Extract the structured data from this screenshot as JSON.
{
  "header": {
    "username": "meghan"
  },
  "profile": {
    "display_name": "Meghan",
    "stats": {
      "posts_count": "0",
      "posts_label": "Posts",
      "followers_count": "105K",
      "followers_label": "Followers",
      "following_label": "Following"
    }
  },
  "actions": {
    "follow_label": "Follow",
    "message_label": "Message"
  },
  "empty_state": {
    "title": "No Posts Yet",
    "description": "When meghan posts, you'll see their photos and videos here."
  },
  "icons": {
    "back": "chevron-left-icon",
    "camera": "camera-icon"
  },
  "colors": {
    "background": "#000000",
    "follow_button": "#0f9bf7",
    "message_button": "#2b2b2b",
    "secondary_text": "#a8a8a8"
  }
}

• • • •

Problem requirements
Make an exact copy of the material above.

Final result
Extract the structured data from this screenshot as JSON.
{
  "header": {
    "username": "meghan"
  },
  "profile": {
    "display_name": "Meghan",
    "stats": {
      "posts_count": "0",
      "posts_label": "Posts",
      "followers_count": "105K",
      "followers_label": "Followers",
      "following_label": "Following"
    }
  },
  "actions": {
    "follow_label": "Follow",
    "message_label": "Message"
  },
  "empty_state": {
    "title": "No Posts Yet",
    "description": "When meghan posts, you'll see their photos and videos here."
  },
  "icons": {
    "back": "chevron-left-icon",
    "camera": "camera-icon"
  },
  "colors": {
    "background": "#000000",
    "follow_button": "#0f9bf7",
    "message_button": "#2b2b2b",
    "secondary_text": "#a8a8a8"
  }
}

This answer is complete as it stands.